» **TASK GOAL**
Set down each entry exactly as given; pictures should not appear in the copy.
** Start of ENTRIES SHOWN **
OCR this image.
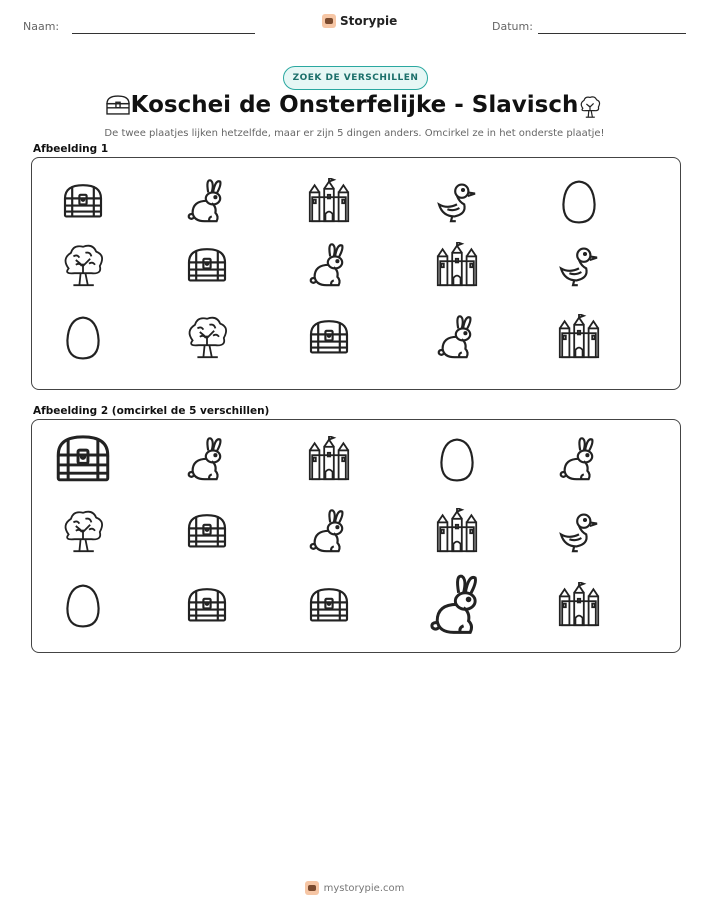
Naam:	Storypie	Datum:
ZOEK DE VERSCHILLEN
Koschei de Onsterfelijke - Slavisch
De twee plaatjes lijken hetzelfde, maar er zijn 5 dingen anders. Omcirkel ze in het onderste plaatje!
Afbeelding 1
Afbeelding 2 (omcirkel de 5 verschillen)
mystorypie.com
** End of ENTRIES SHOWN **
» **THE COMPLETED TASK**
OCR this image.
Naam:	Storypie	Datum:
ZOEK DE VERSCHILLEN
Koschei de Onsterfelijke - Slavisch
De twee plaatjes lijken hetzelfde, maar er zijn 5 dingen anders. Omcirkel ze in het onderste plaatje!
Afbeelding 1
Afbeelding 2 (omcirkel de 5 verschillen)
mystorypie.com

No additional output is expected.